Aim:
Using the material below, copy every line where "冷却时间" appears.
# START OF Input material
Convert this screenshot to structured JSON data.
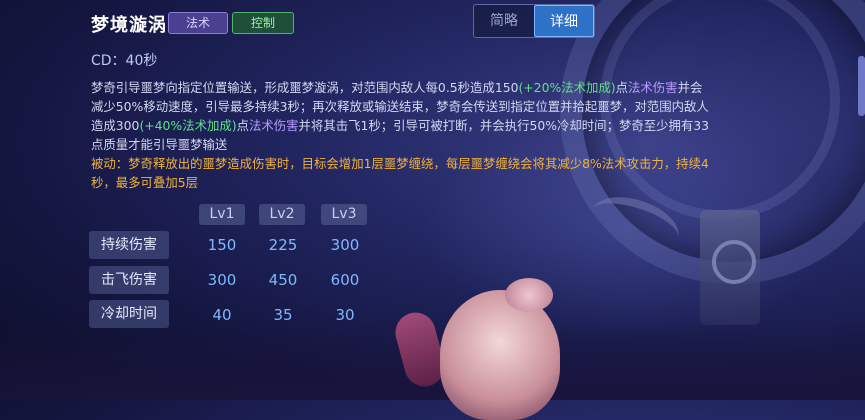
{
  "skill": {
    "name": "梦境漩涡",
    "tags": [
      "法术",
      "控制"
    ],
    "cd_text": "CD：40秒"
  },
  "view_toggle": {
    "brief_label": "简略",
    "detail_label": "详细",
    "selected": "详细"
  },
  "description": {
    "p1_a": "梦奇引导噩梦向指定位置输送，形成噩梦漩涡，对范围内敌人每0.5秒造成150",
    "p1_b": "(+20%法术加成)",
    "p1_c": "点",
    "p1_d": "法术伤害",
    "p1_e": "并会减少50%移动速度，引导最多持续3秒；再次释放或输送结束，梦奇会传送到指定位置并拾起噩梦，对范围内敌人造成300",
    "p1_f": "(+40%法术加成)",
    "p1_g": "点",
    "p1_h": "法术伤害",
    "p1_i": "并将其击飞1秒；引导可被打断，并会执行50%冷却时间；梦奇至少拥有33点质量才能引导噩梦输送",
    "passive": "被动：梦奇释放出的噩梦造成伤害时，目标会增加1层噩梦缠绕，每层噩梦缠绕会将其减少8%法术攻击力，持续4秒，最多可叠加5层"
  },
  "table": {
    "levels": [
      "Lv1",
      "Lv2",
      "Lv3"
    ],
    "rows": [
      {
        "label": "持续伤害",
        "values": [
          "150",
          "225",
          "300"
        ]
      },
      {
        "label": "击飞伤害",
        "values": [
          "300",
          "450",
          "600"
        ]
      },
      {
        "label": "冷却时间",
        "values": [
          "40",
          "35",
          "30"
        ]
      }
    ]
  },
  "colors": {
    "bonus_green": "#5fe08a",
    "magic_purple": "#b69cff",
    "passive_orange": "#f2b23c",
    "value_blue": "#7fb8ff",
    "selected_blue": "#2e72c8"
  }
}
# END OF Input material
Final result:
    "p1_i": "并将其击飞1秒；引导可被打断，并会执行50%冷却时间；梦奇至少拥有33点质量才能引导噩梦输送",
        "label": "冷却时间",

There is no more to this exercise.